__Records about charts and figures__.
◆ ◆ ◆ ◆ ◆ ◆ ◆

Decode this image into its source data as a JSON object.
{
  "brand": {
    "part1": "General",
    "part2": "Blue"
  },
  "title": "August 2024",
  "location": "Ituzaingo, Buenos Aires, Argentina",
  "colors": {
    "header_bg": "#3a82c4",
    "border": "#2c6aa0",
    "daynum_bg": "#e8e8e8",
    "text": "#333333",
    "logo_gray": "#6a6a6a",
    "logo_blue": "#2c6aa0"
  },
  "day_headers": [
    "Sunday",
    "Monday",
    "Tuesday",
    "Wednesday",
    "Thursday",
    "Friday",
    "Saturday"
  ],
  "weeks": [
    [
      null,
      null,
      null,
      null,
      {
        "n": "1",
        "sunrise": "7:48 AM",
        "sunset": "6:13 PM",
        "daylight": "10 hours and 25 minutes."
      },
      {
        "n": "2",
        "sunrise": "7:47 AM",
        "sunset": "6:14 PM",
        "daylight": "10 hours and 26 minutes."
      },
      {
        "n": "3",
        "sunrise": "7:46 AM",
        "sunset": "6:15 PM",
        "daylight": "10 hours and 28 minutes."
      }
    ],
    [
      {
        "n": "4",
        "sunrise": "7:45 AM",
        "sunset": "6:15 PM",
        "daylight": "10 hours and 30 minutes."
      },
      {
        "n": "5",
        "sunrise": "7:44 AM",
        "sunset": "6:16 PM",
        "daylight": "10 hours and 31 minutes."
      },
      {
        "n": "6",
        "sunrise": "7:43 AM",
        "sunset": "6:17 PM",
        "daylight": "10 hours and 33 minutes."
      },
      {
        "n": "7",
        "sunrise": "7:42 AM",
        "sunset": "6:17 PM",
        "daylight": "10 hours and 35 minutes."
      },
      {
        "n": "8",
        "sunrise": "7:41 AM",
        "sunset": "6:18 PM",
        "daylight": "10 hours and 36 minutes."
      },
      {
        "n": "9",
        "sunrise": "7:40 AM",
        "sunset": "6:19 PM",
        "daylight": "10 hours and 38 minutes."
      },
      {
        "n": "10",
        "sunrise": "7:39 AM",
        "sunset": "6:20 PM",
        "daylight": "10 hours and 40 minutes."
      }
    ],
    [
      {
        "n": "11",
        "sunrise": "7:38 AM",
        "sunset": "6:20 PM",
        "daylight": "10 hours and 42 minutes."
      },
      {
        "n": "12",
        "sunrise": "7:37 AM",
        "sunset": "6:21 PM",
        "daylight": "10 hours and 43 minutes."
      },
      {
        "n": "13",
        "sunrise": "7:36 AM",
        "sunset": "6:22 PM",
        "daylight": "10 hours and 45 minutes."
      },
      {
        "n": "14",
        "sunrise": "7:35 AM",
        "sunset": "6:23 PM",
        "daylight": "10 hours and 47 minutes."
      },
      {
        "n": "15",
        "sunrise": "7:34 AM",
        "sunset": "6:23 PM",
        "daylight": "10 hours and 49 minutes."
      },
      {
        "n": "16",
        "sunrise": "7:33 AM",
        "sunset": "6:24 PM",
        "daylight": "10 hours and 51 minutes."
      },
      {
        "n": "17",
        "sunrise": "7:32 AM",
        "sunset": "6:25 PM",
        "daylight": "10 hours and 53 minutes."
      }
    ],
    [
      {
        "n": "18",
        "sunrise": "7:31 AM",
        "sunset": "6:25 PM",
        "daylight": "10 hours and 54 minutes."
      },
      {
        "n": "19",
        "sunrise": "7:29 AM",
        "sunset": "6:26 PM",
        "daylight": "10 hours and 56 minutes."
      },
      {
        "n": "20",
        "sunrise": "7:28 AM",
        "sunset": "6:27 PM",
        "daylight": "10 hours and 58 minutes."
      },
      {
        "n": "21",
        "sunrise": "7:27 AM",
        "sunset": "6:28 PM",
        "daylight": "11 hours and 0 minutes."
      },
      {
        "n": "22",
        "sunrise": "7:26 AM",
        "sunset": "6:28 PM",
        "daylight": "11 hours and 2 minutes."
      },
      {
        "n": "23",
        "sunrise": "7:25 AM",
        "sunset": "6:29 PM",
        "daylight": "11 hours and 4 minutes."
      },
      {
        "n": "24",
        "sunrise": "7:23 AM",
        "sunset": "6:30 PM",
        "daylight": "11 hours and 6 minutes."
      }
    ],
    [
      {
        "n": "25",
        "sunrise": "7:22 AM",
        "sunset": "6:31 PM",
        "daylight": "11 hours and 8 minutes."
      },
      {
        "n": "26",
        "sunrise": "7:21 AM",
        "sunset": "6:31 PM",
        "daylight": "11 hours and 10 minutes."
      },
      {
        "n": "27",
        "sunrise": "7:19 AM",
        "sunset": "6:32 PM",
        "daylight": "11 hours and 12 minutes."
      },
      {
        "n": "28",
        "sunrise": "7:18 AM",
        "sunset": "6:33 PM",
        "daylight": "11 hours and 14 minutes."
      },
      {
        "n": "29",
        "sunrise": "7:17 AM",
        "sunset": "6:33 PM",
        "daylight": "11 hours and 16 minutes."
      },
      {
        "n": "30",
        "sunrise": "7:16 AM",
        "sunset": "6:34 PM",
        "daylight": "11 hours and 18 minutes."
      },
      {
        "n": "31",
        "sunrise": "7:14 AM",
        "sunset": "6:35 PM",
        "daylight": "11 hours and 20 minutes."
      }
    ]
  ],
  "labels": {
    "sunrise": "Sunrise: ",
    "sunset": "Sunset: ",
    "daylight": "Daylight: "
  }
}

◆ ◆ ◆ ◆ ◆ ◆ ◆

Type out all of the material again, word for word.

__Answer for the task__.
Decode this image into its source data as a JSON object.
{
  "brand": {
    "part1": "General",
    "part2": "Blue"
  },
  "title": "August 2024",
  "location": "Ituzaingo, Buenos Aires, Argentina",
  "colors": {
    "header_bg": "#3a82c4",
    "border": "#2c6aa0",
    "daynum_bg": "#e8e8e8",
    "text": "#333333",
    "logo_gray": "#6a6a6a",
    "logo_blue": "#2c6aa0"
  },
  "day_headers": [
    "Sunday",
    "Monday",
    "Tuesday",
    "Wednesday",
    "Thursday",
    "Friday",
    "Saturday"
  ],
  "weeks": [
    [
      null,
      null,
      null,
      null,
      {
        "n": "1",
        "sunrise": "7:48 AM",
        "sunset": "6:13 PM",
        "daylight": "10 hours and 25 minutes."
      },
      {
        "n": "2",
        "sunrise": "7:47 AM",
        "sunset": "6:14 PM",
        "daylight": "10 hours and 26 minutes."
      },
      {
        "n": "3",
        "sunrise": "7:46 AM",
        "sunset": "6:15 PM",
        "daylight": "10 hours and 28 minutes."
      }
    ],
    [
      {
        "n": "4",
        "sunrise": "7:45 AM",
        "sunset": "6:15 PM",
        "daylight": "10 hours and 30 minutes."
      },
      {
        "n": "5",
        "sunrise": "7:44 AM",
        "sunset": "6:16 PM",
        "daylight": "10 hours and 31 minutes."
      },
      {
        "n": "6",
        "sunrise": "7:43 AM",
        "sunset": "6:17 PM",
        "daylight": "10 hours and 33 minutes."
      },
      {
        "n": "7",
        "sunrise": "7:42 AM",
        "sunset": "6:17 PM",
        "daylight": "10 hours and 35 minutes."
      },
      {
        "n": "8",
        "sunrise": "7:41 AM",
        "sunset": "6:18 PM",
        "daylight": "10 hours and 36 minutes."
      },
      {
        "n": "9",
        "sunrise": "7:40 AM",
        "sunset": "6:19 PM",
        "daylight": "10 hours and 38 minutes."
      },
      {
        "n": "10",
        "sunrise": "7:39 AM",
        "sunset": "6:20 PM",
        "daylight": "10 hours and 40 minutes."
      }
    ],
    [
      {
        "n": "11",
        "sunrise": "7:38 AM",
        "sunset": "6:20 PM",
        "daylight": "10 hours and 42 minutes."
      },
      {
        "n": "12",
        "sunrise": "7:37 AM",
        "sunset": "6:21 PM",
        "daylight": "10 hours and 43 minutes."
      },
      {
        "n": "13",
        "sunrise": "7:36 AM",
        "sunset": "6:22 PM",
        "daylight": "10 hours and 45 minutes."
      },
      {
        "n": "14",
        "sunrise": "7:35 AM",
        "sunset": "6:23 PM",
        "daylight": "10 hours and 47 minutes."
      },
      {
        "n": "15",
        "sunrise": "7:34 AM",
        "sunset": "6:23 PM",
        "daylight": "10 hours and 49 minutes."
      },
      {
        "n": "16",
        "sunrise": "7:33 AM",
        "sunset": "6:24 PM",
        "daylight": "10 hours and 51 minutes."
      },
      {
        "n": "17",
        "sunrise": "7:32 AM",
        "sunset": "6:25 PM",
        "daylight": "10 hours and 53 minutes."
      }
    ],
    [
      {
        "n": "18",
        "sunrise": "7:31 AM",
        "sunset": "6:25 PM",
        "daylight": "10 hours and 54 minutes."
      },
      {
        "n": "19",
        "sunrise": "7:29 AM",
        "sunset": "6:26 PM",
        "daylight": "10 hours and 56 minutes."
      },
      {
        "n": "20",
        "sunrise": "7:28 AM",
        "sunset": "6:27 PM",
        "daylight": "10 hours and 58 minutes."
      },
      {
        "n": "21",
        "sunrise": "7:27 AM",
        "sunset": "6:28 PM",
        "daylight": "11 hours and 0 minutes."
      },
      {
        "n": "22",
        "sunrise": "7:26 AM",
        "sunset": "6:28 PM",
        "daylight": "11 hours and 2 minutes."
      },
      {
        "n": "23",
        "sunrise": "7:25 AM",
        "sunset": "6:29 PM",
        "daylight": "11 hours and 4 minutes."
      },
      {
        "n": "24",
        "sunrise": "7:23 AM",
        "sunset": "6:30 PM",
        "daylight": "11 hours and 6 minutes."
      }
    ],
    [
      {
        "n": "25",
        "sunrise": "7:22 AM",
        "sunset": "6:31 PM",
        "daylight": "11 hours and 8 minutes."
      },
      {
        "n": "26",
        "sunrise": "7:21 AM",
        "sunset": "6:31 PM",
        "daylight": "11 hours and 10 minutes."
      },
      {
        "n": "27",
        "sunrise": "7:19 AM",
        "sunset": "6:32 PM",
        "daylight": "11 hours and 12 minutes."
      },
      {
        "n": "28",
        "sunrise": "7:18 AM",
        "sunset": "6:33 PM",
        "daylight": "11 hours and 14 minutes."
      },
      {
        "n": "29",
        "sunrise": "7:17 AM",
        "sunset": "6:33 PM",
        "daylight": "11 hours and 16 minutes."
      },
      {
        "n": "30",
        "sunrise": "7:16 AM",
        "sunset": "6:34 PM",
        "daylight": "11 hours and 18 minutes."
      },
      {
        "n": "31",
        "sunrise": "7:14 AM",
        "sunset": "6:35 PM",
        "daylight": "11 hours and 20 minutes."
      }
    ]
  ],
  "labels": {
    "sunrise": "Sunrise: ",
    "sunset": "Sunset: ",
    "daylight": "Daylight: "
  }
}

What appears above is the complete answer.